## [RECORD EXTRACTS]
_ _ _ _

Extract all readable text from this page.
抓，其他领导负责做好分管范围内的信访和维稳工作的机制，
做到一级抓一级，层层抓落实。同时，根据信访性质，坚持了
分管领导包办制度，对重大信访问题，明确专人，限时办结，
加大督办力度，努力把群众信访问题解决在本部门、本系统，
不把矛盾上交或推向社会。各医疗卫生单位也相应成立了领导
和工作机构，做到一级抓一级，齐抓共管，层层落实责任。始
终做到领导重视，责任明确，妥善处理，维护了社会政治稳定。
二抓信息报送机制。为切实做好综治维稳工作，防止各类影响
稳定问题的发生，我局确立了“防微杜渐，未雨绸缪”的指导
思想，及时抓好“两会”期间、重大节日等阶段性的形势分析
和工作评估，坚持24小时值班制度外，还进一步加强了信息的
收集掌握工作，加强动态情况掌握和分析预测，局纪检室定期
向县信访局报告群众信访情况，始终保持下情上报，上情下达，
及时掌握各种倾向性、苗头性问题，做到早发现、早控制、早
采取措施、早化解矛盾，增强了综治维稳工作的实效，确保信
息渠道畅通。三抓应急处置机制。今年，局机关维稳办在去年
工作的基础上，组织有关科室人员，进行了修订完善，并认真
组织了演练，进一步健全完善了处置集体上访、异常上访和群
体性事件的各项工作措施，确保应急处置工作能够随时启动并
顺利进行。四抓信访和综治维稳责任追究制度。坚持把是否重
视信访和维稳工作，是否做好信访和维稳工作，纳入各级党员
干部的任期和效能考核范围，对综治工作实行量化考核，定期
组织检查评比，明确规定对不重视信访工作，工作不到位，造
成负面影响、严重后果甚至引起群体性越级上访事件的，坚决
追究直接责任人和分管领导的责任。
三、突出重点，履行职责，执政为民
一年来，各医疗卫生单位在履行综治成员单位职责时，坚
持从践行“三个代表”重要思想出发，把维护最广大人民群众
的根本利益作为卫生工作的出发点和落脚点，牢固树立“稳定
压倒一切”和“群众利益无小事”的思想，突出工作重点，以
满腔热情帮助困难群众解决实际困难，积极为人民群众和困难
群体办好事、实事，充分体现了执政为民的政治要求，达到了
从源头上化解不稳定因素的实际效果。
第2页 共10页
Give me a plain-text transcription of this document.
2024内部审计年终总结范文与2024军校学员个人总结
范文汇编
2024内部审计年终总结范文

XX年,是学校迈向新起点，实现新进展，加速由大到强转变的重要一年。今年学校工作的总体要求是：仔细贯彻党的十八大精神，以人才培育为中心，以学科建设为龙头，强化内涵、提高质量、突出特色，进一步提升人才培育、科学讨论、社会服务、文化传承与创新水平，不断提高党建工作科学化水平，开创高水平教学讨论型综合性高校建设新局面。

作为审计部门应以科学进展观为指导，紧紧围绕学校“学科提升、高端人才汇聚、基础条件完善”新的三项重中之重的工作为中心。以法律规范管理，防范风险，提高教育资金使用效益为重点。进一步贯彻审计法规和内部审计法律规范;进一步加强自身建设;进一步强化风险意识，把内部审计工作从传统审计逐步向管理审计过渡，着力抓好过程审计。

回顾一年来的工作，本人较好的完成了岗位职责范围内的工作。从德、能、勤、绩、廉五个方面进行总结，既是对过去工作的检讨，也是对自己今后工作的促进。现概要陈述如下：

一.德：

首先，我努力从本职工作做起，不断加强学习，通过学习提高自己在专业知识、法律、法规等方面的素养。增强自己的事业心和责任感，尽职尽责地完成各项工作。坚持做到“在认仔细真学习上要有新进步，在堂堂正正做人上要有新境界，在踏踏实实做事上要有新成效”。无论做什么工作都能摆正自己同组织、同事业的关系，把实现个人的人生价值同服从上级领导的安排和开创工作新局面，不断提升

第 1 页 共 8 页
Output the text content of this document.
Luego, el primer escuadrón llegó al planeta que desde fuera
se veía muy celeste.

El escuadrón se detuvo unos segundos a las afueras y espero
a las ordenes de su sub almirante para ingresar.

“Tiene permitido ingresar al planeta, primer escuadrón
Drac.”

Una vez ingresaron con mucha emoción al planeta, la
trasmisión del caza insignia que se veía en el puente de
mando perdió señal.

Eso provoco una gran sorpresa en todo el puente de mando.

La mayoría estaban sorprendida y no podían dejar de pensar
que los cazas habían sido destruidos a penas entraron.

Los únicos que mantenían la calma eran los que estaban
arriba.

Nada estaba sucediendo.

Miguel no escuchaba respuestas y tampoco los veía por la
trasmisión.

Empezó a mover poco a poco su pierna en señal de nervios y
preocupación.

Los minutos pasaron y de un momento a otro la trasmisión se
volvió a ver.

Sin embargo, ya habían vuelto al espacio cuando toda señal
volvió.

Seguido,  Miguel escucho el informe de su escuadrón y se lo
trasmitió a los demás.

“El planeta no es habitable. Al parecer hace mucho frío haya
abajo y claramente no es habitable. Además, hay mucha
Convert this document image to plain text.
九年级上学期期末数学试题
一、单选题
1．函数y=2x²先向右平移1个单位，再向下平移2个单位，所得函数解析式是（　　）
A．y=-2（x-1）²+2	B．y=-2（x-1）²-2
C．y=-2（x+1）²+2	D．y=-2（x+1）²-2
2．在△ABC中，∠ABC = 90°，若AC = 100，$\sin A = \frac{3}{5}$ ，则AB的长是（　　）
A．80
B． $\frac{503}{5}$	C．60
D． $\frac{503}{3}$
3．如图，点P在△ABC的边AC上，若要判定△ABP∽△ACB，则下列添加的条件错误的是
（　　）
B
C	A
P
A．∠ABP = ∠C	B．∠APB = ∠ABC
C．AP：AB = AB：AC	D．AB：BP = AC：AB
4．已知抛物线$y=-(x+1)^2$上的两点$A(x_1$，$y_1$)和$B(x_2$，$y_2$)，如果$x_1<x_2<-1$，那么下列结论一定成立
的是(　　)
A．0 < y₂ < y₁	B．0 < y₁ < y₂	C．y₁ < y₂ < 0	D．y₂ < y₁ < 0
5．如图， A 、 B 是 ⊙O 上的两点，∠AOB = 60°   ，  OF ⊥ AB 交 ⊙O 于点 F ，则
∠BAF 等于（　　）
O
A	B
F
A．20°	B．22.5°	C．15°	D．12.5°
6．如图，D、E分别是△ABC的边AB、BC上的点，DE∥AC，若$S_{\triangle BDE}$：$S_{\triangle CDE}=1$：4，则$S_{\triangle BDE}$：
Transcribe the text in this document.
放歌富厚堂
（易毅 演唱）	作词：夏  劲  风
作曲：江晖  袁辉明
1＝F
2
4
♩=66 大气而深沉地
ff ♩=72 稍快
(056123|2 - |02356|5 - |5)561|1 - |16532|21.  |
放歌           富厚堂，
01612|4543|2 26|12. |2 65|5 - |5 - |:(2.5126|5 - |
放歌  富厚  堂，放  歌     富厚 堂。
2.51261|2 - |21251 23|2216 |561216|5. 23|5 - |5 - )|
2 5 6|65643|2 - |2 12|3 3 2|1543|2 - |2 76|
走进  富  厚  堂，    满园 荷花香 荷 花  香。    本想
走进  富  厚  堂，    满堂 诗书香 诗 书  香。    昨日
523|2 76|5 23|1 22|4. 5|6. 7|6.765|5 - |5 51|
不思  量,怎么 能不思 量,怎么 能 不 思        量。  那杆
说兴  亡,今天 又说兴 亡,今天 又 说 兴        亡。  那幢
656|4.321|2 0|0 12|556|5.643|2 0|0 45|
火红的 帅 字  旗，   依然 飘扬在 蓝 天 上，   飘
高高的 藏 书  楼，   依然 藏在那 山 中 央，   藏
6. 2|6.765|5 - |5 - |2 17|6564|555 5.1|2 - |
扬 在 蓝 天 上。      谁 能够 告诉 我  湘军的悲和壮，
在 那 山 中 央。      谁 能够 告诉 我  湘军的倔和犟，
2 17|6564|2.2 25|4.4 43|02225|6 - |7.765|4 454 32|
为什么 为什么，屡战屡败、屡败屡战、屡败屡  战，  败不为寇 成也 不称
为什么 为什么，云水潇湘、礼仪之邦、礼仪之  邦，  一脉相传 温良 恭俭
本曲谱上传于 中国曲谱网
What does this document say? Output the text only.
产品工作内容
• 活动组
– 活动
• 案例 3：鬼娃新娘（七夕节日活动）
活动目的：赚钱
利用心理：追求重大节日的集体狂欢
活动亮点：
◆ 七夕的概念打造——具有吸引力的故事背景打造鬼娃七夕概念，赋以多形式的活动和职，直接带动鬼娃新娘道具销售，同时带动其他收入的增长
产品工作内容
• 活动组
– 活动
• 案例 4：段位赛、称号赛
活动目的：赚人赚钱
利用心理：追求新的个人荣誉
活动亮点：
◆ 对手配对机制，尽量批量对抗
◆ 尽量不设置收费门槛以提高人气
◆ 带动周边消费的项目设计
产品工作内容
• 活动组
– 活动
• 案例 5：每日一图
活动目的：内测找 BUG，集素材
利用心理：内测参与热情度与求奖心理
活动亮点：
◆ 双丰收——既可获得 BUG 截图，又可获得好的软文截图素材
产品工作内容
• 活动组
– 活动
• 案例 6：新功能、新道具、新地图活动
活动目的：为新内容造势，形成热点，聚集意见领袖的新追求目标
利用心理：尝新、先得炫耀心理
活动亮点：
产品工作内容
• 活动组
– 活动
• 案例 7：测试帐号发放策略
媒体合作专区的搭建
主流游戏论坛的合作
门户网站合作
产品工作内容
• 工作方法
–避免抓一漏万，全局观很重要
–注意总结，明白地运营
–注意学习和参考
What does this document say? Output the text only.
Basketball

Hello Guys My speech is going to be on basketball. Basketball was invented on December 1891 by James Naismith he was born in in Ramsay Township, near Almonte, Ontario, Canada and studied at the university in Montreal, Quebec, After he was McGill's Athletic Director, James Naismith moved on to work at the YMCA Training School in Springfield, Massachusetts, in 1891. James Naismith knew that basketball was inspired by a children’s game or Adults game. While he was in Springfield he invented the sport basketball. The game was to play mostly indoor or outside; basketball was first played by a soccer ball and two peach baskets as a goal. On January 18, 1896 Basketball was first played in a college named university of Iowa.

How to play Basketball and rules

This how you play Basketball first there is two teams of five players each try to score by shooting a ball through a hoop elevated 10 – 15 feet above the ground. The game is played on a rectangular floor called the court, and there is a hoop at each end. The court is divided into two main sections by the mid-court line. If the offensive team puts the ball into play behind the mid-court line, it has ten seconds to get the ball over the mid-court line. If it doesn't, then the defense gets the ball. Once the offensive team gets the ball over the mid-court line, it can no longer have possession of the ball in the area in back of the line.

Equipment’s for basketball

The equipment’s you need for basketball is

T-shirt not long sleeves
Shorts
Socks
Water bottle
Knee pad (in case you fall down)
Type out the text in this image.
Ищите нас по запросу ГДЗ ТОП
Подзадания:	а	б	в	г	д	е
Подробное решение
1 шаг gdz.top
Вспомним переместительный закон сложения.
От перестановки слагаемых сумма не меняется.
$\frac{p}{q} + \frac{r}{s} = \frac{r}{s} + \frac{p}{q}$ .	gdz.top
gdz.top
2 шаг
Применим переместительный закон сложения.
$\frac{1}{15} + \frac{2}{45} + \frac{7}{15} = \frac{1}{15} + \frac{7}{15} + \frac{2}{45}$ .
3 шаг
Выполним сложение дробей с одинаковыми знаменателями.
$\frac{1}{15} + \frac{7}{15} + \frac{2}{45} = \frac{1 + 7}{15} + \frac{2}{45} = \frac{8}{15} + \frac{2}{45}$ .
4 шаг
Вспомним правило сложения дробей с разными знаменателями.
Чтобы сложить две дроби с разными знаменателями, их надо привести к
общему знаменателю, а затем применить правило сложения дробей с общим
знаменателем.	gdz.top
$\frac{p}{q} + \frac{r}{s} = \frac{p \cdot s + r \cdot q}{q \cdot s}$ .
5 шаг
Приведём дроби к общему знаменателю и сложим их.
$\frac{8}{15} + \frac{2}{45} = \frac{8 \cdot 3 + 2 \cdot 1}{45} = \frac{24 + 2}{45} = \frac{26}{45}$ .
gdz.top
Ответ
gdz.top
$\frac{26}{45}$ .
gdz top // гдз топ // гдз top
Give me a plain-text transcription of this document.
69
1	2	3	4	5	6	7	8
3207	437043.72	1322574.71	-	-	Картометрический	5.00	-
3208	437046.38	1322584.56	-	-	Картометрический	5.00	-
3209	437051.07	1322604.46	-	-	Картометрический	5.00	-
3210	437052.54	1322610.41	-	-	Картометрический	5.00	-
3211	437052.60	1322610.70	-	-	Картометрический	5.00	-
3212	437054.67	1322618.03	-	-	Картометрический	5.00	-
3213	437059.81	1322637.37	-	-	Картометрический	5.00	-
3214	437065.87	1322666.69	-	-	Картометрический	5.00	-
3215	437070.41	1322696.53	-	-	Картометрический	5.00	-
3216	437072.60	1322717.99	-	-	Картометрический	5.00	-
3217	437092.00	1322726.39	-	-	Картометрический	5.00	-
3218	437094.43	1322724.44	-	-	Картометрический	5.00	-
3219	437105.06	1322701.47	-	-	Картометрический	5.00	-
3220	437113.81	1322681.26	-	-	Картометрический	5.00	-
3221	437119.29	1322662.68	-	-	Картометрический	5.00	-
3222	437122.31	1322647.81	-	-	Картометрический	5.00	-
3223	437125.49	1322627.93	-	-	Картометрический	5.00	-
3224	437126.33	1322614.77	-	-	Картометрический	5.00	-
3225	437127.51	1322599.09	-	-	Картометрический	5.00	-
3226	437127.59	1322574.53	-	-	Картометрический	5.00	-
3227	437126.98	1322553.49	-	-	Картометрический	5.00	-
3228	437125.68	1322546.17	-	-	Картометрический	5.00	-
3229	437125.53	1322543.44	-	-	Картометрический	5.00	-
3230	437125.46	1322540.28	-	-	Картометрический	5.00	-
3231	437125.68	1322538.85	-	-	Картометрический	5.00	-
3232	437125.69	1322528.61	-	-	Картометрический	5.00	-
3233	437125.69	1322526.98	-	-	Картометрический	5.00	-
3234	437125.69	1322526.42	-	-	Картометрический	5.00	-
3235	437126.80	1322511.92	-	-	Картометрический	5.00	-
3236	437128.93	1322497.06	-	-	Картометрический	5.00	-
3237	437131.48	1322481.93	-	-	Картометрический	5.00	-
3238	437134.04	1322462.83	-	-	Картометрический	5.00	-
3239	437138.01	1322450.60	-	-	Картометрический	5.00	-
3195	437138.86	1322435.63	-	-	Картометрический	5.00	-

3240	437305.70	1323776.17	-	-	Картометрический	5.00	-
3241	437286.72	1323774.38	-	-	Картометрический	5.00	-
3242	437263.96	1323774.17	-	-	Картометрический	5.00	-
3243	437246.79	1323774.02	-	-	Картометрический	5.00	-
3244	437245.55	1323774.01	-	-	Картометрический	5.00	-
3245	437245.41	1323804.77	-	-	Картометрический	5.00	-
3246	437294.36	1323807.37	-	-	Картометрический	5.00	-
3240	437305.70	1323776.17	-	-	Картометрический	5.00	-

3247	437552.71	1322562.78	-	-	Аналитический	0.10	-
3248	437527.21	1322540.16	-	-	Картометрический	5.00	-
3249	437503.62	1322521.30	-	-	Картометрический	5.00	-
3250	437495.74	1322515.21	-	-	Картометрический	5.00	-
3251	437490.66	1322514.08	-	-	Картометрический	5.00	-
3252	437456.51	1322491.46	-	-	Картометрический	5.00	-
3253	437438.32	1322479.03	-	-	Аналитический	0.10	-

_ _ _ _

## [DO THIS]
List every line from the entries above in which "знаменателями" appears.

## [WRITTEN RESPONSE]
Выполним сложение дробей с одинаковыми знаменателями.
Вспомним правило сложения дробей с разными знаменателями.
Чтобы сложить две дроби с разными знаменателями, их надо привести к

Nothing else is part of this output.